__What you are asked to do__
Return the material word for word. Do not include the pictures.

(Data extracted from a collection)

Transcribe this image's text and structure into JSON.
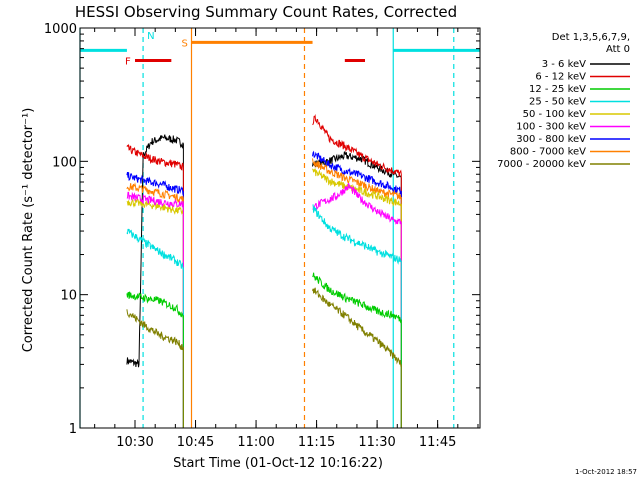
{
  "chart_data": {
    "type": "line",
    "title": "HESSI Observing Summary Count Rates, Corrected",
    "xlabel": "Start Time (01-Oct-12 10:16:22)",
    "ylabel": "Corrected Count Rate (s⁻¹ detector⁻¹)",
    "y_scale": "log",
    "ylim": [
      1,
      1000
    ],
    "xlim": [
      "10:16:22",
      "11:55:30"
    ],
    "x_ticks": [
      "10:30",
      "10:45",
      "11:00",
      "11:15",
      "11:30",
      "11:45"
    ],
    "y_ticks": [
      "1",
      "10",
      "100",
      "1000"
    ],
    "footer": "1-Oct-2012 18:57",
    "legend": {
      "placement": "right",
      "header": [
        "Det 1,3,5,6,7,9,",
        "Att 0"
      ],
      "entries": [
        {
          "label": "3 - 6 keV",
          "color": "#000000"
        },
        {
          "label": "6 - 12 keV",
          "color": "#e00000"
        },
        {
          "label": "12 - 25 keV",
          "color": "#00cc00"
        },
        {
          "label": "25 - 50 keV",
          "color": "#00e0e0"
        },
        {
          "label": "50 - 100 keV",
          "color": "#d8c800"
        },
        {
          "label": "100 - 300 keV",
          "color": "#ff00ff"
        },
        {
          "label": "300 - 800 keV",
          "color": "#0000ff"
        },
        {
          "label": "800 - 7000 keV",
          "color": "#ff8000"
        },
        {
          "label": "7000 - 20000 keV",
          "color": "#808000"
        }
      ]
    },
    "flag_bars": [
      {
        "label": "",
        "color": "#00e0e0",
        "start": "10:16:22",
        "end": "10:28",
        "y": 680
      },
      {
        "label": "",
        "color": "#00e0e0",
        "start": "11:34",
        "end": "11:55:30",
        "y": 680
      },
      {
        "label": "S",
        "color": "#ff8000",
        "start": "10:44",
        "end": "11:14",
        "y": 780
      },
      {
        "label": "F",
        "color": "#e00000",
        "start": "10:30",
        "end": "10:39",
        "y": 570
      },
      {
        "label": "",
        "color": "#e00000",
        "start": "11:22",
        "end": "11:27",
        "y": 570
      },
      {
        "label": "N",
        "color": "#00e0e0",
        "label_time": "10:33",
        "label_y": 830
      }
    ],
    "vertical_lines": [
      {
        "time": "10:16:22",
        "color": "#00e0e0",
        "style": "solid"
      },
      {
        "time": "10:32",
        "color": "#00e0e0",
        "style": "dashed"
      },
      {
        "time": "10:44",
        "color": "#ff8000",
        "style": "solid"
      },
      {
        "time": "11:12",
        "color": "#ff8000",
        "style": "dashed"
      },
      {
        "time": "11:34",
        "color": "#00e0e0",
        "style": "solid"
      },
      {
        "time": "11:49",
        "color": "#00e0e0",
        "style": "dashed"
      }
    ],
    "series": [
      {
        "color": "#000000",
        "segments": [
          {
            "x": [
              "10:28",
              "10:31",
              "10:32",
              "10:34",
              "10:37",
              "10:40",
              "10:42"
            ],
            "y": [
              3.2,
              3.0,
              110,
              140,
              150,
              145,
              135
            ]
          },
          {
            "x": [
              "11:14",
              "11:18",
              "11:22",
              "11:26",
              "11:30",
              "11:34",
              "11:36"
            ],
            "y": [
              95,
              100,
              110,
              105,
              90,
              80,
              75
            ]
          }
        ]
      },
      {
        "color": "#e00000",
        "segments": [
          {
            "x": [
              "10:28",
              "10:32",
              "10:36",
              "10:40",
              "10:42"
            ],
            "y": [
              125,
              110,
              100,
              95,
              90
            ]
          },
          {
            "x": [
              "11:14",
              "11:15",
              "11:18",
              "11:22",
              "11:26",
              "11:30",
              "11:34",
              "11:36"
            ],
            "y": [
              200,
              210,
              150,
              130,
              110,
              95,
              85,
              80
            ]
          }
        ]
      },
      {
        "color": "#0000ff",
        "segments": [
          {
            "x": [
              "10:28",
              "10:32",
              "10:36",
              "10:40",
              "10:42"
            ],
            "y": [
              78,
              72,
              68,
              62,
              60
            ]
          },
          {
            "x": [
              "11:14",
              "11:18",
              "11:22",
              "11:26",
              "11:30",
              "11:34",
              "11:36"
            ],
            "y": [
              115,
              95,
              85,
              78,
              70,
              63,
              60
            ]
          }
        ]
      },
      {
        "color": "#ff8000",
        "segments": [
          {
            "x": [
              "10:28",
              "10:32",
              "10:36",
              "10:40",
              "10:42"
            ],
            "y": [
              65,
              62,
              58,
              54,
              52
            ]
          },
          {
            "x": [
              "11:14",
              "11:18",
              "11:22",
              "11:26",
              "11:30",
              "11:34",
              "11:36"
            ],
            "y": [
              100,
              85,
              75,
              68,
              60,
              56,
              54
            ]
          }
        ]
      },
      {
        "color": "#d8c800",
        "segments": [
          {
            "x": [
              "10:28",
              "10:32",
              "10:36",
              "10:40",
              "10:42"
            ],
            "y": [
              50,
              48,
              46,
              43,
              42
            ]
          },
          {
            "x": [
              "11:14",
              "11:18",
              "11:22",
              "11:26",
              "11:30",
              "11:34",
              "11:36"
            ],
            "y": [
              85,
              72,
              65,
              60,
              55,
              50,
              48
            ]
          }
        ]
      },
      {
        "color": "#ff00ff",
        "segments": [
          {
            "x": [
              "10:28",
              "10:32",
              "10:36",
              "10:40",
              "10:42"
            ],
            "y": [
              55,
              52,
              50,
              48,
              48
            ]
          },
          {
            "x": [
              "11:14",
              "11:17",
              "11:20",
              "11:23",
              "11:26",
              "11:30",
              "11:34",
              "11:36"
            ],
            "y": [
              45,
              50,
              55,
              65,
              52,
              42,
              36,
              35
            ]
          }
        ]
      },
      {
        "color": "#00e0e0",
        "segments": [
          {
            "x": [
              "10:28",
              "10:32",
              "10:36",
              "10:40",
              "10:42"
            ],
            "y": [
              30,
              25,
              21,
              18,
              16
            ]
          },
          {
            "x": [
              "11:14",
              "11:18",
              "11:22",
              "11:26",
              "11:30",
              "11:34",
              "11:36"
            ],
            "y": [
              45,
              32,
              27,
              24,
              21,
              19,
              18
            ]
          }
        ]
      },
      {
        "color": "#00cc00",
        "segments": [
          {
            "x": [
              "10:28",
              "10:32",
              "10:36",
              "10:40",
              "10:42"
            ],
            "y": [
              10,
              9.5,
              9,
              8,
              7
            ]
          },
          {
            "x": [
              "11:14",
              "11:18",
              "11:22",
              "11:26",
              "11:30",
              "11:34",
              "11:36"
            ],
            "y": [
              14,
              11,
              9.5,
              8.5,
              7.5,
              7,
              6.5
            ]
          }
        ]
      },
      {
        "color": "#808000",
        "segments": [
          {
            "x": [
              "10:28",
              "10:32",
              "10:36",
              "10:40",
              "10:42"
            ],
            "y": [
              7.5,
              6,
              5,
              4.5,
              4
            ]
          },
          {
            "x": [
              "11:14",
              "11:18",
              "11:22",
              "11:26",
              "11:30",
              "11:34",
              "11:36"
            ],
            "y": [
              11,
              8.5,
              7,
              5.5,
              4.5,
              3.5,
              3.0
            ]
          }
        ]
      }
    ]
  }
}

__Answer to this task__
Transcribe this image's text and structure into JSON.
{
  "chart_data": {
    "type": "line",
    "title": "HESSI Observing Summary Count Rates, Corrected",
    "xlabel": "Start Time (01-Oct-12 10:16:22)",
    "ylabel": "Corrected Count Rate (s⁻¹ detector⁻¹)",
    "y_scale": "log",
    "ylim": [
      1,
      1000
    ],
    "xlim": [
      "10:16:22",
      "11:55:30"
    ],
    "x_ticks": [
      "10:30",
      "10:45",
      "11:00",
      "11:15",
      "11:30",
      "11:45"
    ],
    "y_ticks": [
      "1",
      "10",
      "100",
      "1000"
    ],
    "footer": "1-Oct-2012 18:57",
    "legend": {
      "placement": "right",
      "header": [
        "Det 1,3,5,6,7,9,",
        "Att 0"
      ],
      "entries": [
        {
          "label": "3 - 6 keV",
          "color": "#000000"
        },
        {
          "label": "6 - 12 keV",
          "color": "#e00000"
        },
        {
          "label": "12 - 25 keV",
          "color": "#00cc00"
        },
        {
          "label": "25 - 50 keV",
          "color": "#00e0e0"
        },
        {
          "label": "50 - 100 keV",
          "color": "#d8c800"
        },
        {
          "label": "100 - 300 keV",
          "color": "#ff00ff"
        },
        {
          "label": "300 - 800 keV",
          "color": "#0000ff"
        },
        {
          "label": "800 - 7000 keV",
          "color": "#ff8000"
        },
        {
          "label": "7000 - 20000 keV",
          "color": "#808000"
        }
      ]
    },
    "flag_bars": [
      {
        "label": "",
        "color": "#00e0e0",
        "start": "10:16:22",
        "end": "10:28",
        "y": 680
      },
      {
        "label": "",
        "color": "#00e0e0",
        "start": "11:34",
        "end": "11:55:30",
        "y": 680
      },
      {
        "label": "S",
        "color": "#ff8000",
        "start": "10:44",
        "end": "11:14",
        "y": 780
      },
      {
        "label": "F",
        "color": "#e00000",
        "start": "10:30",
        "end": "10:39",
        "y": 570
      },
      {
        "label": "",
        "color": "#e00000",
        "start": "11:22",
        "end": "11:27",
        "y": 570
      },
      {
        "label": "N",
        "color": "#00e0e0",
        "label_time": "10:33",
        "label_y": 830
      }
    ],
    "vertical_lines": [
      {
        "time": "10:16:22",
        "color": "#00e0e0",
        "style": "solid"
      },
      {
        "time": "10:32",
        "color": "#00e0e0",
        "style": "dashed"
      },
      {
        "time": "10:44",
        "color": "#ff8000",
        "style": "solid"
      },
      {
        "time": "11:12",
        "color": "#ff8000",
        "style": "dashed"
      },
      {
        "time": "11:34",
        "color": "#00e0e0",
        "style": "solid"
      },
      {
        "time": "11:49",
        "color": "#00e0e0",
        "style": "dashed"
      }
    ],
    "series": [
      {
        "color": "#000000",
        "segments": [
          {
            "x": [
              "10:28",
              "10:31",
              "10:32",
              "10:34",
              "10:37",
              "10:40",
              "10:42"
            ],
            "y": [
              3.2,
              3.0,
              110,
              140,
              150,
              145,
              135
            ]
          },
          {
            "x": [
              "11:14",
              "11:18",
              "11:22",
              "11:26",
              "11:30",
              "11:34",
              "11:36"
            ],
            "y": [
              95,
              100,
              110,
              105,
              90,
              80,
              75
            ]
          }
        ]
      },
      {
        "color": "#e00000",
        "segments": [
          {
            "x": [
              "10:28",
              "10:32",
              "10:36",
              "10:40",
              "10:42"
            ],
            "y": [
              125,
              110,
              100,
              95,
              90
            ]
          },
          {
            "x": [
              "11:14",
              "11:15",
              "11:18",
              "11:22",
              "11:26",
              "11:30",
              "11:34",
              "11:36"
            ],
            "y": [
              200,
              210,
              150,
              130,
              110,
              95,
              85,
              80
            ]
          }
        ]
      },
      {
        "color": "#0000ff",
        "segments": [
          {
            "x": [
              "10:28",
              "10:32",
              "10:36",
              "10:40",
              "10:42"
            ],
            "y": [
              78,
              72,
              68,
              62,
              60
            ]
          },
          {
            "x": [
              "11:14",
              "11:18",
              "11:22",
              "11:26",
              "11:30",
              "11:34",
              "11:36"
            ],
            "y": [
              115,
              95,
              85,
              78,
              70,
              63,
              60
            ]
          }
        ]
      },
      {
        "color": "#ff8000",
        "segments": [
          {
            "x": [
              "10:28",
              "10:32",
              "10:36",
              "10:40",
              "10:42"
            ],
            "y": [
              65,
              62,
              58,
              54,
              52
            ]
          },
          {
            "x": [
              "11:14",
              "11:18",
              "11:22",
              "11:26",
              "11:30",
              "11:34",
              "11:36"
            ],
            "y": [
              100,
              85,
              75,
              68,
              60,
              56,
              54
            ]
          }
        ]
      },
      {
        "color": "#d8c800",
        "segments": [
          {
            "x": [
              "10:28",
              "10:32",
              "10:36",
              "10:40",
              "10:42"
            ],
            "y": [
              50,
              48,
              46,
              43,
              42
            ]
          },
          {
            "x": [
              "11:14",
              "11:18",
              "11:22",
              "11:26",
              "11:30",
              "11:34",
              "11:36"
            ],
            "y": [
              85,
              72,
              65,
              60,
              55,
              50,
              48
            ]
          }
        ]
      },
      {
        "color": "#ff00ff",
        "segments": [
          {
            "x": [
              "10:28",
              "10:32",
              "10:36",
              "10:40",
              "10:42"
            ],
            "y": [
              55,
              52,
              50,
              48,
              48
            ]
          },
          {
            "x": [
              "11:14",
              "11:17",
              "11:20",
              "11:23",
              "11:26",
              "11:30",
              "11:34",
              "11:36"
            ],
            "y": [
              45,
              50,
              55,
              65,
              52,
              42,
              36,
              35
            ]
          }
        ]
      },
      {
        "color": "#00e0e0",
        "segments": [
          {
            "x": [
              "10:28",
              "10:32",
              "10:36",
              "10:40",
              "10:42"
            ],
            "y": [
              30,
              25,
              21,
              18,
              16
            ]
          },
          {
            "x": [
              "11:14",
              "11:18",
              "11:22",
              "11:26",
              "11:30",
              "11:34",
              "11:36"
            ],
            "y": [
              45,
              32,
              27,
              24,
              21,
              19,
              18
            ]
          }
        ]
      },
      {
        "color": "#00cc00",
        "segments": [
          {
            "x": [
              "10:28",
              "10:32",
              "10:36",
              "10:40",
              "10:42"
            ],
            "y": [
              10,
              9.5,
              9,
              8,
              7
            ]
          },
          {
            "x": [
              "11:14",
              "11:18",
              "11:22",
              "11:26",
              "11:30",
              "11:34",
              "11:36"
            ],
            "y": [
              14,
              11,
              9.5,
              8.5,
              7.5,
              7,
              6.5
            ]
          }
        ]
      },
      {
        "color": "#808000",
        "segments": [
          {
            "x": [
              "10:28",
              "10:32",
              "10:36",
              "10:40",
              "10:42"
            ],
            "y": [
              7.5,
              6,
              5,
              4.5,
              4
            ]
          },
          {
            "x": [
              "11:14",
              "11:18",
              "11:22",
              "11:26",
              "11:30",
              "11:34",
              "11:36"
            ],
            "y": [
              11,
              8.5,
              7,
              5.5,
              4.5,
              3.5,
              3.0
            ]
          }
        ]
      }
    ]
  }
}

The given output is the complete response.